What you need to do – Of all the lines in the records below, how many hold the word "Общие"? Give the number alone.

━━━━━━━━━━

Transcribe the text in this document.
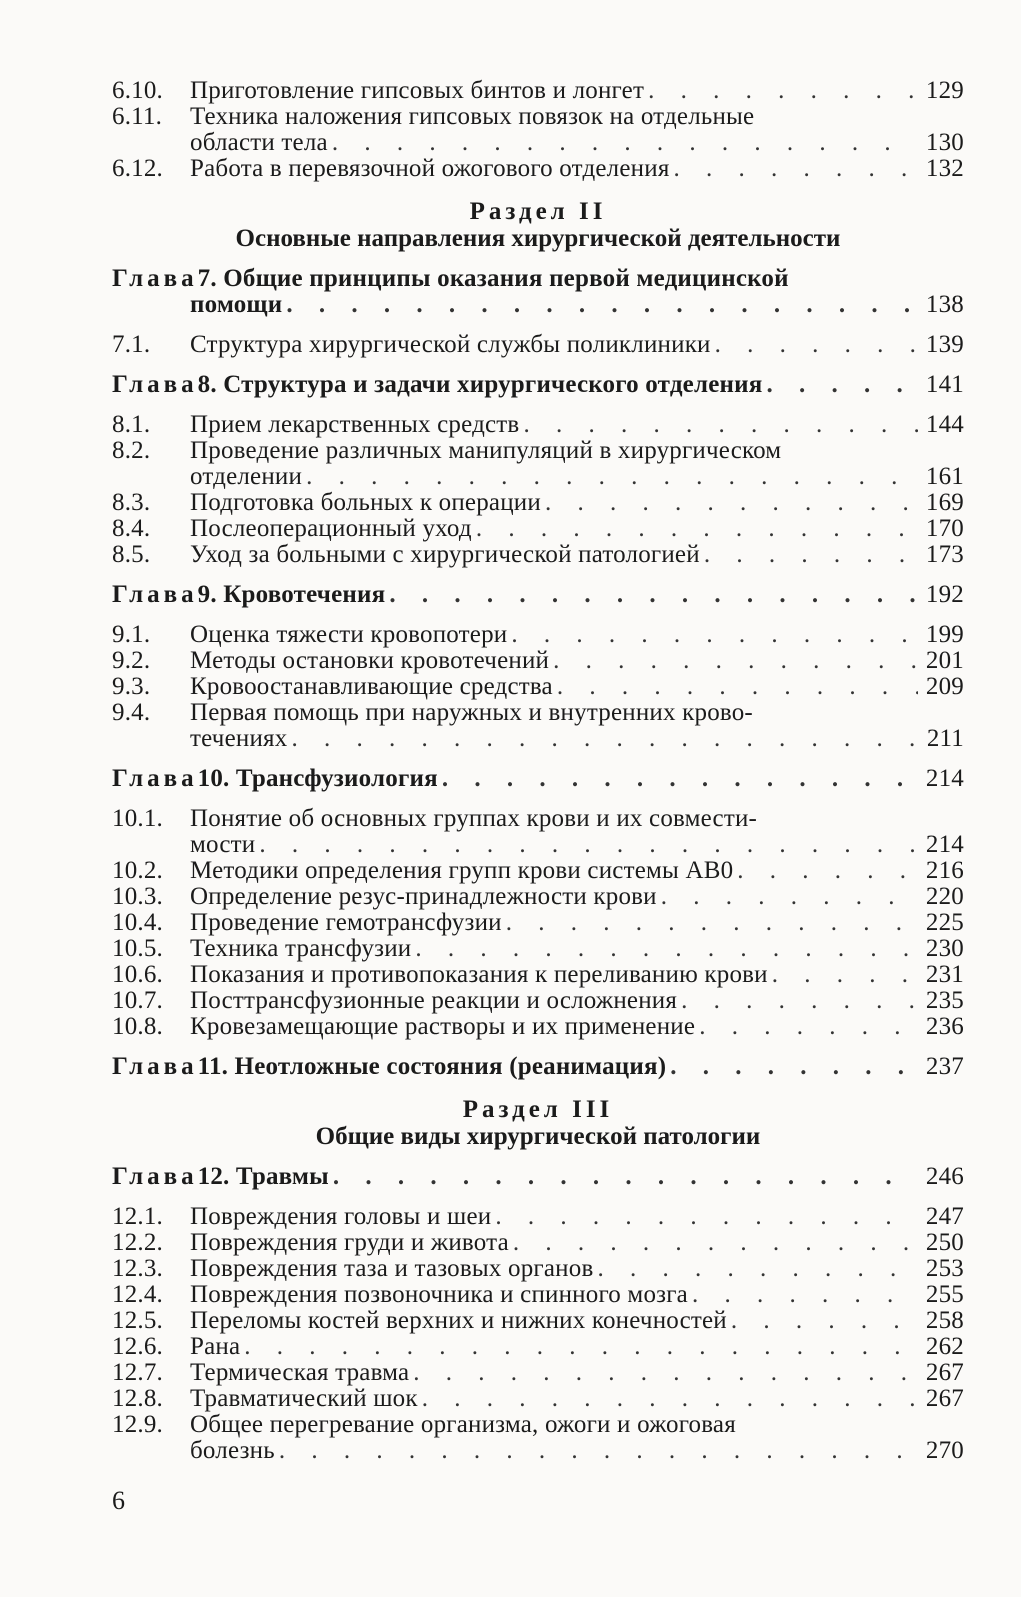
6.10.	Приготовление гипсовых бинтов и лонгет . . .	129
6.11.	Техника наложения гипсовых повязок на отдельные
области тела . . .	130
6.12.	Работа в перевязочной ожогового отделения . . .	132
Раздел II
Основные направления хирургической деятельности
Глава 7. Общие принципы оказания первой медицинской
помощи . . .	138
7.1.	Структура хирургической службы поликлиники . . .	139
Глава 8. Структура и задачи хирургического отделения . . .	141
8.1.	Прием лекарственных средств . . .	144
8.2.	Проведение различных манипуляций в хирургическом
отделении . . .	161
8.3.	Подготовка больных к операции . . .	169
8.4.	Послеоперационный уход . . .	170
8.5.	Уход за больными с хирургической патологией . . .	173
Глава 9. Кровотечения . . .	192
9.1.	Оценка тяжести кровопотери . . .	199
9.2.	Методы остановки кровотечений . . .	201
9.3.	Кровоостанавливающие средства . . .	209
9.4.	Первая помощь при наружных и внутренних крово-
течениях . . .	211
Глава 10. Трансфузиология . . .	214
10.1.	Понятие об основных группах крови и их совмести-
мости . . .	214
10.2.	Методики определения групп крови системы AB0 . . .	216
10.3.	Определение резус-принадлежности крови . . .	220
10.4.	Проведение гемотрансфузии . . .	225
10.5.	Техника трансфузии . . .	230
10.6.	Показания и противопоказания к переливанию крови . . .	231
10.7.	Посттрансфузионные реакции и осложнения . . .	235
10.8.	Кровезамещающие растворы и их применение . . .	236
Глава 11. Неотложные состояния (реанимация) . . .	237
Раздел III
Общие виды хирургической патологии
Глава 12. Травмы . . .	246
12.1.	Повреждения головы и шеи . . .	247
12.2.	Повреждения груди и живота . . .	250
12.3.	Повреждения таза и тазовых органов . . .	253
12.4.	Повреждения позвоночника и спинного мозга . . .	255
12.5.	Переломы костей верхних и нижних конечностей . . .	258
12.6.	Рана . . .	262
12.7.	Термическая травма . . .	267
12.8.	Травматический шок . . .	267
12.9.	Общее перегревание организма, ожоги и ожоговая
болезнь . . .	270
6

━━━━━━━━━━

Solution to this task – 2